* [Given request]:
Read the records below. Copy each line where the string "REJECTIONS" occurs.

--- START Dataset extract ---

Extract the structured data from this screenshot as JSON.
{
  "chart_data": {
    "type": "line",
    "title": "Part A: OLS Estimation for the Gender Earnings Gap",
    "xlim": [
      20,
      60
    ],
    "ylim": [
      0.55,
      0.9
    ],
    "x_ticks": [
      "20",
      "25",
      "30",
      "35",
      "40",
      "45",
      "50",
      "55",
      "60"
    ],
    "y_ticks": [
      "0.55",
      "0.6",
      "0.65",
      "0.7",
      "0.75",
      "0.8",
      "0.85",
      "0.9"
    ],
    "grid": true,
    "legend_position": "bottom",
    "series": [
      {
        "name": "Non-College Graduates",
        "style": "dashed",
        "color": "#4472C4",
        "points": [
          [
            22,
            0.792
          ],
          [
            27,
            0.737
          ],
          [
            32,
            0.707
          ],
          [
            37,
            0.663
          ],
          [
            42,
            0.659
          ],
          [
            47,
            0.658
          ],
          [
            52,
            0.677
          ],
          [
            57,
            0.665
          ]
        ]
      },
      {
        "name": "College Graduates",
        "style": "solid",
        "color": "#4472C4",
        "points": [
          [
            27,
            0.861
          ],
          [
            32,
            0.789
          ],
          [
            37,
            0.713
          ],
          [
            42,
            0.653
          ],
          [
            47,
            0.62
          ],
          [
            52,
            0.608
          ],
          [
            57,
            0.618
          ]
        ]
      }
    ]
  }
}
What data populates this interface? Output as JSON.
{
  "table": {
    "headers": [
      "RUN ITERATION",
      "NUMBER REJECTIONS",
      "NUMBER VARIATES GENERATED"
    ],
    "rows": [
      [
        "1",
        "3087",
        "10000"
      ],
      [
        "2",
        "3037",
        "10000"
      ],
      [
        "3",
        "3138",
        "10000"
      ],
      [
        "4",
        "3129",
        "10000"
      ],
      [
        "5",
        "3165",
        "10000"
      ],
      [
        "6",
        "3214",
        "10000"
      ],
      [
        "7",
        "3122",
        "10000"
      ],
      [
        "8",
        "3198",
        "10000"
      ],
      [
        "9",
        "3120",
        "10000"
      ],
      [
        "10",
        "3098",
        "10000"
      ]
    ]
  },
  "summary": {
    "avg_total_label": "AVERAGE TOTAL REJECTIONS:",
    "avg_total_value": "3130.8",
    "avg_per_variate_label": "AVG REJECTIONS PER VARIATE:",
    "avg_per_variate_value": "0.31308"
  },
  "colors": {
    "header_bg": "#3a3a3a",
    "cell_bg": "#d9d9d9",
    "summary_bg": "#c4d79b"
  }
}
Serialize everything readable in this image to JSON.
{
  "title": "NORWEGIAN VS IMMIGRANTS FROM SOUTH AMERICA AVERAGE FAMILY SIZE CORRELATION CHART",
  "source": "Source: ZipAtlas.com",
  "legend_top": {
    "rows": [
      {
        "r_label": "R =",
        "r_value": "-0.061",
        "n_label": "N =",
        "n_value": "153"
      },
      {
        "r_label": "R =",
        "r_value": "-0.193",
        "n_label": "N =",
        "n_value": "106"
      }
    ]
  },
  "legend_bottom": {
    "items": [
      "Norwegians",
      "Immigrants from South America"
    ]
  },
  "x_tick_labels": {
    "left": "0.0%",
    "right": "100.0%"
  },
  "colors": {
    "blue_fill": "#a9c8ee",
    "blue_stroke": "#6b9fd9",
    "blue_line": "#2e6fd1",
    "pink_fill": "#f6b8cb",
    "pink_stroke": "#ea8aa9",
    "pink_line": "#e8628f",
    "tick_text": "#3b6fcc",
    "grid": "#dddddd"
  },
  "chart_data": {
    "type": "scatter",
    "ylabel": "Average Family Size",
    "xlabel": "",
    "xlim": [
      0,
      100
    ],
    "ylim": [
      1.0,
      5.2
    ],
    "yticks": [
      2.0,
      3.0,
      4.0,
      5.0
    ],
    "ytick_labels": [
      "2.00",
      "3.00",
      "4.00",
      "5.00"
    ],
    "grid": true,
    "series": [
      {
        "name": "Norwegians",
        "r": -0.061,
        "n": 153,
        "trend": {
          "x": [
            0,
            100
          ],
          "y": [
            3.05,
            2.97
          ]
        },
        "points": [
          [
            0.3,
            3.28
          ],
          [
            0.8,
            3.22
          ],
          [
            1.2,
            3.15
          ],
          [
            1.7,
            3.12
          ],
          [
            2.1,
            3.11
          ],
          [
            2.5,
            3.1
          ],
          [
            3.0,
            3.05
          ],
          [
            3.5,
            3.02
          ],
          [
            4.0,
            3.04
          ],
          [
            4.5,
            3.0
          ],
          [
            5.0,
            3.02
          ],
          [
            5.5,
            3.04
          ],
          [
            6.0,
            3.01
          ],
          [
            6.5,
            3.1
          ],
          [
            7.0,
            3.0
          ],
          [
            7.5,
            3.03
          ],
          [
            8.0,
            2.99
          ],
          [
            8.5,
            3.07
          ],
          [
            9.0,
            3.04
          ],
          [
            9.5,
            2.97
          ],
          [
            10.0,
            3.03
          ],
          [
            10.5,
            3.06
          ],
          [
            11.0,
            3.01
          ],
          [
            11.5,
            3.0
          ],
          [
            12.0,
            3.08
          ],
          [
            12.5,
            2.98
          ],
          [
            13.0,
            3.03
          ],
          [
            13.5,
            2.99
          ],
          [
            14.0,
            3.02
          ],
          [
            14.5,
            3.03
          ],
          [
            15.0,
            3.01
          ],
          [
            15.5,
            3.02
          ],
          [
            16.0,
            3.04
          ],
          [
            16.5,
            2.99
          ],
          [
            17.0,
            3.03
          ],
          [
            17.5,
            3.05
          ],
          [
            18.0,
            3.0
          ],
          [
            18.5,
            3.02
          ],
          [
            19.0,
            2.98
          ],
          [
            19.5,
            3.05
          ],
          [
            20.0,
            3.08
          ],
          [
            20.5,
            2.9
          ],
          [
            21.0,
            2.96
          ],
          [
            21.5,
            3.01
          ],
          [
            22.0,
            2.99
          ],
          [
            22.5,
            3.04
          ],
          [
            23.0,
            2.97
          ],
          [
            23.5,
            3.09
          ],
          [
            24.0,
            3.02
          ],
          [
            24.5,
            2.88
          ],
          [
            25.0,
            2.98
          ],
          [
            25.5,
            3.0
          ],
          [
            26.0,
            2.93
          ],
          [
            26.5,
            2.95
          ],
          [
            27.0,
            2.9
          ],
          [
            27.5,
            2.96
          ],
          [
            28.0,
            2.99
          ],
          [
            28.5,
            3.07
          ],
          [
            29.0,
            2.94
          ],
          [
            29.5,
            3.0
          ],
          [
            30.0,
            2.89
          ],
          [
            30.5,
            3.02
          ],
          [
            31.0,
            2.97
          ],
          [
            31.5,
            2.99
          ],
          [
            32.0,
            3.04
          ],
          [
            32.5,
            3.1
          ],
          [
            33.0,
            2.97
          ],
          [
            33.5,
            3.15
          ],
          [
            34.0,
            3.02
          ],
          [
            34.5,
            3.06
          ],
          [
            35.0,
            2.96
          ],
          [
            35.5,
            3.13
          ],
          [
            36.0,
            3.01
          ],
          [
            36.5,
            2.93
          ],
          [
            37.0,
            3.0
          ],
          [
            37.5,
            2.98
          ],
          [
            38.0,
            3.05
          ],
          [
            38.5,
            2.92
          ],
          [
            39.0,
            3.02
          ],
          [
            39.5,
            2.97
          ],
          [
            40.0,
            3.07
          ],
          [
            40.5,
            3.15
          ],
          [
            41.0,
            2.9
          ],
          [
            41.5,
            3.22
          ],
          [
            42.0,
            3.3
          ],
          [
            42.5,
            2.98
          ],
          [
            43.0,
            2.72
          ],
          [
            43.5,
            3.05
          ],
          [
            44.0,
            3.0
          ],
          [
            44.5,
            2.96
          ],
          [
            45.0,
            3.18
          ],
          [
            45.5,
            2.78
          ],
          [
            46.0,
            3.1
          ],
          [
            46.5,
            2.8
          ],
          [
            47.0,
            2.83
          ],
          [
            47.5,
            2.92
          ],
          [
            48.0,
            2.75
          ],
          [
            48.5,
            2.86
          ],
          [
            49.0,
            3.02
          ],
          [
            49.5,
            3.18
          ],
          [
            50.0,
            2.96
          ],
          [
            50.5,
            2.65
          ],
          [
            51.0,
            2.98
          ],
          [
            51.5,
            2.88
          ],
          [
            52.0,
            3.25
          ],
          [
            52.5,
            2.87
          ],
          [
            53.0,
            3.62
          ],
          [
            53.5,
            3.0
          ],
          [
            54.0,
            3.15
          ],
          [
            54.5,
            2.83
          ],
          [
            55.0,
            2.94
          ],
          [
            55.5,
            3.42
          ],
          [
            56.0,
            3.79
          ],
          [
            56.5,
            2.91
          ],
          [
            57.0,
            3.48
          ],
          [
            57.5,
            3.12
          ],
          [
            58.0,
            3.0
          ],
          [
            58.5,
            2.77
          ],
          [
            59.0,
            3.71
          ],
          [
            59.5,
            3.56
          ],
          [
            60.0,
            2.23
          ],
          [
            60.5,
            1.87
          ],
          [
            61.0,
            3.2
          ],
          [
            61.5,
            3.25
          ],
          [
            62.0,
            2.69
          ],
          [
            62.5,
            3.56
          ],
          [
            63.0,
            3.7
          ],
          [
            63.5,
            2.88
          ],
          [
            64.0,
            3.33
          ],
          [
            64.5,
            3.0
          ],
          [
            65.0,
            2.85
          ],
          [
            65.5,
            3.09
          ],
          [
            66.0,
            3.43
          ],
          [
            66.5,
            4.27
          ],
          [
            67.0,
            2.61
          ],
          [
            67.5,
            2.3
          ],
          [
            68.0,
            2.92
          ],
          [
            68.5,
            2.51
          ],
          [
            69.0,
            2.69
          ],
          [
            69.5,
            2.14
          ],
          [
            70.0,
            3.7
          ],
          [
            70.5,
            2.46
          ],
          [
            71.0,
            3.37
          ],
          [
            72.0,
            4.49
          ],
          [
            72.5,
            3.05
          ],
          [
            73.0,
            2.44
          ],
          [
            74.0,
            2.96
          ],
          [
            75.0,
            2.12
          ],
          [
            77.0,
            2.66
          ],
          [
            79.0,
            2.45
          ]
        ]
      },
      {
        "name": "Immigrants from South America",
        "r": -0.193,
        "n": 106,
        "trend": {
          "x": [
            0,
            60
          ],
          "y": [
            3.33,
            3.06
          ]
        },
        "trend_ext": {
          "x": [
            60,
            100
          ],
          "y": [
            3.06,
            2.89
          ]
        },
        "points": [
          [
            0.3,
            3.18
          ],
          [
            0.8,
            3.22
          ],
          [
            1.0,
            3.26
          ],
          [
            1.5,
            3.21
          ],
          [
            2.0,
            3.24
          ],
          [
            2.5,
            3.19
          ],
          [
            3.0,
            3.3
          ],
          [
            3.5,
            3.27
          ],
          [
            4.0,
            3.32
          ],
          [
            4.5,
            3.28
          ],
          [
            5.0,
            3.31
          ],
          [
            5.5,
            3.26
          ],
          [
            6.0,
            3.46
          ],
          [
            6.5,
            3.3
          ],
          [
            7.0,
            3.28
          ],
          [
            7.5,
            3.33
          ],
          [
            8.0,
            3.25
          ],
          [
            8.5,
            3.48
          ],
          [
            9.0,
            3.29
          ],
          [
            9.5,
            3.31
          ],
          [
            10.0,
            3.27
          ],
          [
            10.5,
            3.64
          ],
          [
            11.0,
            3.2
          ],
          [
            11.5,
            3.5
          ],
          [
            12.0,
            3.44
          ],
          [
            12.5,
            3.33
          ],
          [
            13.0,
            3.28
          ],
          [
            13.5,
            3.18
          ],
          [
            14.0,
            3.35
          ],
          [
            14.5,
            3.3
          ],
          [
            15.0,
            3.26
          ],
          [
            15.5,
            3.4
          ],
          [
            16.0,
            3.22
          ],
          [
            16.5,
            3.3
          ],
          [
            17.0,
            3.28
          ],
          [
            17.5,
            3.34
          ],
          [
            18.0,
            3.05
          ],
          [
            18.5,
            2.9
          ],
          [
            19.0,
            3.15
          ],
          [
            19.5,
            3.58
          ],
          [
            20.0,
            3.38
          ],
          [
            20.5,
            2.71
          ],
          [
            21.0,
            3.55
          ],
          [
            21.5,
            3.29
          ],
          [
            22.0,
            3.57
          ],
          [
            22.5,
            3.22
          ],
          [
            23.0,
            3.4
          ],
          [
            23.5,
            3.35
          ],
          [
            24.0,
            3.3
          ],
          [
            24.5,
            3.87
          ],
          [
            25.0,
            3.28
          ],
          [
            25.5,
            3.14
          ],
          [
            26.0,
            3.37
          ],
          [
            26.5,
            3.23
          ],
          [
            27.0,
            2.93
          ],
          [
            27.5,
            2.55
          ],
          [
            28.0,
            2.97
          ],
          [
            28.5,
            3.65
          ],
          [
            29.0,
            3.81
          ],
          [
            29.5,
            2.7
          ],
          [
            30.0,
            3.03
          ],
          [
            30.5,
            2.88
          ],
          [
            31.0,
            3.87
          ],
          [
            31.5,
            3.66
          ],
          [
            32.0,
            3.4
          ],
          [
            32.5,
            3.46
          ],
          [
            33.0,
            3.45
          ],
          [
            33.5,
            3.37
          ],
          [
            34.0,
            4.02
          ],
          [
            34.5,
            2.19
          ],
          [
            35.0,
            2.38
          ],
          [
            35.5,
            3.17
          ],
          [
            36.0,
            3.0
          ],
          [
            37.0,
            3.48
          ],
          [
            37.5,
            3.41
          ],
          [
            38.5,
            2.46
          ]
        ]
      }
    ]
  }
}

--- END Dataset extract ---

* [Answer in full]:
      "NUMBER REJECTIONS",
    "avg_total_label": "AVERAGE TOTAL REJECTIONS:",
    "avg_per_variate_label": "AVG REJECTIONS PER VARIATE:",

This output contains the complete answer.